§ **What to work on**:
Both the line containing "Serialize everything readable" and the last line of the listing are included: write out exactly the lines from one to the other.

§ **Input data**:
____________________

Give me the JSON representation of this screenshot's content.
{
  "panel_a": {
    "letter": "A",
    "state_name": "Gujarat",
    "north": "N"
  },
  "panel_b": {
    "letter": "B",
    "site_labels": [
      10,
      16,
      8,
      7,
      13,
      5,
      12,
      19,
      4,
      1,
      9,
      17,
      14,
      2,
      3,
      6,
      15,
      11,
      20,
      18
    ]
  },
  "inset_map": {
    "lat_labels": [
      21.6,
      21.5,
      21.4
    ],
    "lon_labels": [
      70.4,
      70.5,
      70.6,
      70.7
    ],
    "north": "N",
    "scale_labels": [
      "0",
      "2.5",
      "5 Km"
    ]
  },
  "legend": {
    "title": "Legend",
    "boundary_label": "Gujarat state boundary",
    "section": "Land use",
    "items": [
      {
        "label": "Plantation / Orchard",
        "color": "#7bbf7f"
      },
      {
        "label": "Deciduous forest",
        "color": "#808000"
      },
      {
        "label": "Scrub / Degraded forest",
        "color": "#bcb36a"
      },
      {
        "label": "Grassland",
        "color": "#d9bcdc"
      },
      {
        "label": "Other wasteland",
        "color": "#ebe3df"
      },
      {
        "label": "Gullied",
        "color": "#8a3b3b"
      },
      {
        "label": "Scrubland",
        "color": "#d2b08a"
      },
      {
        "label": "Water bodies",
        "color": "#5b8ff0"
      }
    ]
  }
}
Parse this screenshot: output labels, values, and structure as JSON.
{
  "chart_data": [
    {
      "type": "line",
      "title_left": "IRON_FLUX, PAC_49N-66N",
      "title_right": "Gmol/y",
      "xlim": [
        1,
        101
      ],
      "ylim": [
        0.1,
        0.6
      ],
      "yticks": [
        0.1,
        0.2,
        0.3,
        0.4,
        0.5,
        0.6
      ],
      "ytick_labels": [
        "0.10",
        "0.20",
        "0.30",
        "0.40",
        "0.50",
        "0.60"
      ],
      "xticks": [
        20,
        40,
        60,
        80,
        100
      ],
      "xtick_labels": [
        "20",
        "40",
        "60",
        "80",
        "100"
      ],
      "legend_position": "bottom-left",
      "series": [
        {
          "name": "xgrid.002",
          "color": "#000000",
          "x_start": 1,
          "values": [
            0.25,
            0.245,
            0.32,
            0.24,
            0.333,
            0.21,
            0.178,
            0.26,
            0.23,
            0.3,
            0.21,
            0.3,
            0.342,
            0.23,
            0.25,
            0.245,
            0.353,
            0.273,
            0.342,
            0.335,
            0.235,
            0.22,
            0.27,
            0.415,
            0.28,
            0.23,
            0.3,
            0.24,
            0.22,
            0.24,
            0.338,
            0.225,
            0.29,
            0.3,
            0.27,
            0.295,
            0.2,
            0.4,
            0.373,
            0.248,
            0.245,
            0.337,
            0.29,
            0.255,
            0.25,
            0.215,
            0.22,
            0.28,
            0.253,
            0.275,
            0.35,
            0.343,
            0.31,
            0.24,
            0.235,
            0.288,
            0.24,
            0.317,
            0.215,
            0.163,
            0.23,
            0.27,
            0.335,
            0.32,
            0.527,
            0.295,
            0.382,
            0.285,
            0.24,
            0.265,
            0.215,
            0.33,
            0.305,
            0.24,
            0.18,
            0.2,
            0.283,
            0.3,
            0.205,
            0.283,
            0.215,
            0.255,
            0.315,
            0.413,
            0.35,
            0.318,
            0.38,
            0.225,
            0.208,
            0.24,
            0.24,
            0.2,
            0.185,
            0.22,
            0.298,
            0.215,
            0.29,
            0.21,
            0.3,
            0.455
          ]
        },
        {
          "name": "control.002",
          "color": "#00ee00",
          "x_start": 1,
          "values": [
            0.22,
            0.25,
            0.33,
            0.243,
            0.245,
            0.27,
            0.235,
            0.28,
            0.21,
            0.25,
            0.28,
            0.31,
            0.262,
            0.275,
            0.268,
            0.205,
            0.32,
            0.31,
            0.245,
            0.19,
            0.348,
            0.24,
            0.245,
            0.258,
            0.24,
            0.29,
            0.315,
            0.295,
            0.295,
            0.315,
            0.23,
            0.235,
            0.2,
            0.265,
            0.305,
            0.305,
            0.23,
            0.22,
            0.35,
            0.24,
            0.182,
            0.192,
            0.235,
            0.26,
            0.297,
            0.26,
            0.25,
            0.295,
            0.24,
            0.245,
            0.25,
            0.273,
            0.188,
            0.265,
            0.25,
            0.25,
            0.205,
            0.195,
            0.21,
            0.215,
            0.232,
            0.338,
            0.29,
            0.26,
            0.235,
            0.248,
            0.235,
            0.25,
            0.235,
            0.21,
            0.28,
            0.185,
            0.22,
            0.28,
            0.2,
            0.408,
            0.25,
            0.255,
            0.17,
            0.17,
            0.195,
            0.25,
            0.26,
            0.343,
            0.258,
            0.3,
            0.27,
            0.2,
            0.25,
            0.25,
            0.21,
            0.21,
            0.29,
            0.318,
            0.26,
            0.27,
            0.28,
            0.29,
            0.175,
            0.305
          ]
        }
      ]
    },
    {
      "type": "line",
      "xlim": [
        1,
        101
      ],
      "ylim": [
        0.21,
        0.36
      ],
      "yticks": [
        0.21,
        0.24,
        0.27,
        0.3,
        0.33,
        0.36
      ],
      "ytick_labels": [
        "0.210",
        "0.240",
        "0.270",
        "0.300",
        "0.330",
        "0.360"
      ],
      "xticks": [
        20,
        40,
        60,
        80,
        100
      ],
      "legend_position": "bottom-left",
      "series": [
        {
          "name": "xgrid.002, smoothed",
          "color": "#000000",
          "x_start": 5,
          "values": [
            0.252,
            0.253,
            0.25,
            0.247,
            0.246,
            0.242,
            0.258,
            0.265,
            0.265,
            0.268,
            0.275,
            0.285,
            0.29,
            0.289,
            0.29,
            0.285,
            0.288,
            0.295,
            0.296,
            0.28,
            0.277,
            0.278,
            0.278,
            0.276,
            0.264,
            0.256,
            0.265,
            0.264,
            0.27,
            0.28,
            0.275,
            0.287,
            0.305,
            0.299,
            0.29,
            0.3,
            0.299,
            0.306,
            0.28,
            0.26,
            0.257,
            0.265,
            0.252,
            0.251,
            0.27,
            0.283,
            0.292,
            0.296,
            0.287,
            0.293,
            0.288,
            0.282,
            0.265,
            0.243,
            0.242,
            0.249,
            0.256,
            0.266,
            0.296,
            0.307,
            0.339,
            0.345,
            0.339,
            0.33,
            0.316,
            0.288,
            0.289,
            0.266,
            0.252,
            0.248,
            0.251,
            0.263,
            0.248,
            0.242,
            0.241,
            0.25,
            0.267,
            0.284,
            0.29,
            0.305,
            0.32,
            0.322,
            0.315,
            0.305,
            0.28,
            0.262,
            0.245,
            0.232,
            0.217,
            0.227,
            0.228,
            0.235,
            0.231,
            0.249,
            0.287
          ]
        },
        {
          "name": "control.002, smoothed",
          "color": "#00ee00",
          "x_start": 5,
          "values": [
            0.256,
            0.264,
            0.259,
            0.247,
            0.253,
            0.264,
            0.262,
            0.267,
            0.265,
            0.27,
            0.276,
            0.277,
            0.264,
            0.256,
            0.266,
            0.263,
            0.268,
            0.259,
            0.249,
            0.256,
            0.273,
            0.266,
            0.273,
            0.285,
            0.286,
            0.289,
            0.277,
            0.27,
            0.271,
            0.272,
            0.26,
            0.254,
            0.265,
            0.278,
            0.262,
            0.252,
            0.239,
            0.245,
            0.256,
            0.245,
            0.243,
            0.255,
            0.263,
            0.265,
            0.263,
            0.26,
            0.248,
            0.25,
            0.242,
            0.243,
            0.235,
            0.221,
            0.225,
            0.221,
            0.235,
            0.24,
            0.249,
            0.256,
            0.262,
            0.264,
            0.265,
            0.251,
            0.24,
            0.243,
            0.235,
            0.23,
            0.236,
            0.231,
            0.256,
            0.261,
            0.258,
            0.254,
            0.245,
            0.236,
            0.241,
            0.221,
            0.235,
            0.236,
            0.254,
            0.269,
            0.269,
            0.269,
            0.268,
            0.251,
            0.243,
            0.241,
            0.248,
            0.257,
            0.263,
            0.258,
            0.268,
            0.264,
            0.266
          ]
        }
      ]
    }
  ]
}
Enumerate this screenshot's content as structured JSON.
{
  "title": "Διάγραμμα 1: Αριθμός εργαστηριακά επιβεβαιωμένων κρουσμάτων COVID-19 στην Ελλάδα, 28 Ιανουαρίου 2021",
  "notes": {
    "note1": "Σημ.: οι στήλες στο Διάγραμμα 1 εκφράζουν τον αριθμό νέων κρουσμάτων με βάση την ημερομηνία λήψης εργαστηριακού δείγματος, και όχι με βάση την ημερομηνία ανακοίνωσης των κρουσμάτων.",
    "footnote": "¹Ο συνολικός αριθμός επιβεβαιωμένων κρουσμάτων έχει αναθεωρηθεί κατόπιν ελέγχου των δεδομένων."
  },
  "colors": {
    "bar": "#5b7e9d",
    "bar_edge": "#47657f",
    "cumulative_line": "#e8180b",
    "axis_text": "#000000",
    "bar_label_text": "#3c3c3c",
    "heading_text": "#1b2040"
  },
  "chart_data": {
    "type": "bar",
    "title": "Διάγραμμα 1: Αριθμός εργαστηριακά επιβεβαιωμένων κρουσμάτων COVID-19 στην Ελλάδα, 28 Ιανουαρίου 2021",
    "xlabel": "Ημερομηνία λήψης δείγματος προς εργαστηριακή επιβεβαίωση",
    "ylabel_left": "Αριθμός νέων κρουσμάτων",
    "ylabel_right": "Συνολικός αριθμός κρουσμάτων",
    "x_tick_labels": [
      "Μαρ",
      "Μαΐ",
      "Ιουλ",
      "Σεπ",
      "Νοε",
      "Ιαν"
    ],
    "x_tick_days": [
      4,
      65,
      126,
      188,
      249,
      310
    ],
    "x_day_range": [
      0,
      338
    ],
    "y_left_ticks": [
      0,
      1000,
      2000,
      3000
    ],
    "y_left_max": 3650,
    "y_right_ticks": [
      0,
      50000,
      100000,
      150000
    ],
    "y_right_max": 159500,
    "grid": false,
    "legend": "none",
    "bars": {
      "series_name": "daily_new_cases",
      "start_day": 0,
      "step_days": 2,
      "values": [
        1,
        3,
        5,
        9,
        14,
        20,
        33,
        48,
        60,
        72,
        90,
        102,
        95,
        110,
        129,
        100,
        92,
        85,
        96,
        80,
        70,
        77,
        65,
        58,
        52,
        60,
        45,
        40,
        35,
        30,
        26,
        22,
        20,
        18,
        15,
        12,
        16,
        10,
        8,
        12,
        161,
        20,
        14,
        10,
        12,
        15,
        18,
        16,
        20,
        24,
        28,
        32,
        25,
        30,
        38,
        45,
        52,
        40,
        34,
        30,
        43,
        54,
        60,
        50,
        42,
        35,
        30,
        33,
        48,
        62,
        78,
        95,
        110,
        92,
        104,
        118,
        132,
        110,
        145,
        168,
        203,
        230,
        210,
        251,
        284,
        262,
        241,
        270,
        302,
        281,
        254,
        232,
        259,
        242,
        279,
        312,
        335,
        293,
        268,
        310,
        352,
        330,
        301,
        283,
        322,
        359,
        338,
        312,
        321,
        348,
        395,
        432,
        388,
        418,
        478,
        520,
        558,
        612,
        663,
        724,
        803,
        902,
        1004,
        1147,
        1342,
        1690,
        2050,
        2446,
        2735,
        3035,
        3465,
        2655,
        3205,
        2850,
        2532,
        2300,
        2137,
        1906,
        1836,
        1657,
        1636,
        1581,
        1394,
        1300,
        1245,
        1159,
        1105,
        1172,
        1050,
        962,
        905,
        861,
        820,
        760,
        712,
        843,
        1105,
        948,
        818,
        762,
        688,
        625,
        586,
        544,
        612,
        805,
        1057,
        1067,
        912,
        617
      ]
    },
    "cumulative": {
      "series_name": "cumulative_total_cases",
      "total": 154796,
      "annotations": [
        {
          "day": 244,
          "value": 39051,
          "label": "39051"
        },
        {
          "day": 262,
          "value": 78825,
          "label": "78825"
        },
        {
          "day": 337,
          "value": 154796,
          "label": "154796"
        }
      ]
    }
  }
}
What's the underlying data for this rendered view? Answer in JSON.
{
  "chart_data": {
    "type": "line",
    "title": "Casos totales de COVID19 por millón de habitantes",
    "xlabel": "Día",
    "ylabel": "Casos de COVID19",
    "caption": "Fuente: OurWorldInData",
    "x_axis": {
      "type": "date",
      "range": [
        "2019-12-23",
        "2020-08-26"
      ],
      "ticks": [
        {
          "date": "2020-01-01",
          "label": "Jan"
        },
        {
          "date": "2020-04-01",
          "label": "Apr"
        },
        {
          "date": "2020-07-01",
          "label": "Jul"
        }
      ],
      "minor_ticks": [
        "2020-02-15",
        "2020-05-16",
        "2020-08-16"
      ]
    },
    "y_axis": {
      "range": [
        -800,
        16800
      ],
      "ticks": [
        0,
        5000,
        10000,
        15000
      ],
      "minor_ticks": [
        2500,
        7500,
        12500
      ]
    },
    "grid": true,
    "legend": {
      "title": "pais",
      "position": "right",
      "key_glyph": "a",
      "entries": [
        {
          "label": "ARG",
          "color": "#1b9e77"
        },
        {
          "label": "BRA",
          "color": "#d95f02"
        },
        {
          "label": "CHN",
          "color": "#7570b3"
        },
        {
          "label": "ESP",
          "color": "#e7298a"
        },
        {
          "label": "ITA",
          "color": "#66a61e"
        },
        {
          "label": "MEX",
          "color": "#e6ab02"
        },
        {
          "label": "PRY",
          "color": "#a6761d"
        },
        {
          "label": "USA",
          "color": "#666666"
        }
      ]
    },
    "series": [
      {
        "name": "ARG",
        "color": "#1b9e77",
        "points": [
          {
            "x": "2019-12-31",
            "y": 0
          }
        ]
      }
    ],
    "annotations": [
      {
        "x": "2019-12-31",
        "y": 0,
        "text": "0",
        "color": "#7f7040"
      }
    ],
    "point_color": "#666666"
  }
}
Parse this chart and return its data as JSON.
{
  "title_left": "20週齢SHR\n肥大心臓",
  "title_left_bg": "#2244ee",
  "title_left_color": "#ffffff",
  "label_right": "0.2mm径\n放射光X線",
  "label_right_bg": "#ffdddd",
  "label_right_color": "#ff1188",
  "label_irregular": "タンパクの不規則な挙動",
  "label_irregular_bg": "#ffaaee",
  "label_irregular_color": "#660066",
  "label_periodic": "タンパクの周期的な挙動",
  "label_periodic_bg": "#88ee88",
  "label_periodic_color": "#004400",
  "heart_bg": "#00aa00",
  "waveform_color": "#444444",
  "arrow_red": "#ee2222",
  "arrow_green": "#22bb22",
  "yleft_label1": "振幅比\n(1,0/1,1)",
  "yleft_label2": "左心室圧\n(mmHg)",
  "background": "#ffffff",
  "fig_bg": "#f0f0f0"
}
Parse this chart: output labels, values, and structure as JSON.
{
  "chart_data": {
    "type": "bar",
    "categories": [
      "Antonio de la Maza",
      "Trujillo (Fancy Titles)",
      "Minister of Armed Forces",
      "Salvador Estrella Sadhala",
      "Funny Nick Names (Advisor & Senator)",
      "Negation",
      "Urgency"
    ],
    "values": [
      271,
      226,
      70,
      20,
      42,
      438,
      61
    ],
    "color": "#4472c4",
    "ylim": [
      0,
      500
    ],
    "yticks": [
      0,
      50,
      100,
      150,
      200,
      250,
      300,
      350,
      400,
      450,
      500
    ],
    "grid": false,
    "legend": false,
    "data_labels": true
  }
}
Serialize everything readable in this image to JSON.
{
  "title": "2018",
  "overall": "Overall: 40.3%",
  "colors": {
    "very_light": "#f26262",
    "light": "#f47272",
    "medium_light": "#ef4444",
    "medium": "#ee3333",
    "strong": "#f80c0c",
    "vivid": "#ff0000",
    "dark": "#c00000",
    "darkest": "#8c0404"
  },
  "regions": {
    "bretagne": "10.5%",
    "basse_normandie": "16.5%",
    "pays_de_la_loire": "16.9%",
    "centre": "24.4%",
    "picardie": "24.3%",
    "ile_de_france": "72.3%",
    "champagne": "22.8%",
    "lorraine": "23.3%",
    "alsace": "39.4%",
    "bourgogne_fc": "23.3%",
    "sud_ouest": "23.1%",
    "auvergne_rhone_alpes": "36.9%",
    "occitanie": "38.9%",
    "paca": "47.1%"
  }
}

____________________

§ **Result of this exercise**:
Serialize everything readable in this image to JSON.
{
  "title": "2018",
  "overall": "Overall: 40.3%",
  "colors": {
    "very_light": "#f26262",
    "light": "#f47272",
    "medium_light": "#ef4444",
    "medium": "#ee3333",
    "strong": "#f80c0c",
    "vivid": "#ff0000",
    "dark": "#c00000",
    "darkest": "#8c0404"
  },
  "regions": {
    "bretagne": "10.5%",
    "basse_normandie": "16.5%",
    "pays_de_la_loire": "16.9%",
    "centre": "24.4%",
    "picardie": "24.3%",
    "ile_de_france": "72.3%",
    "champagne": "22.8%",
    "lorraine": "23.3%",
    "alsace": "39.4%",
    "bourgogne_fc": "23.3%",
    "sud_ouest": "23.1%",
    "auvergne_rhone_alpes": "36.9%",
    "occitanie": "38.9%",
    "paca": "47.1%"
  }
}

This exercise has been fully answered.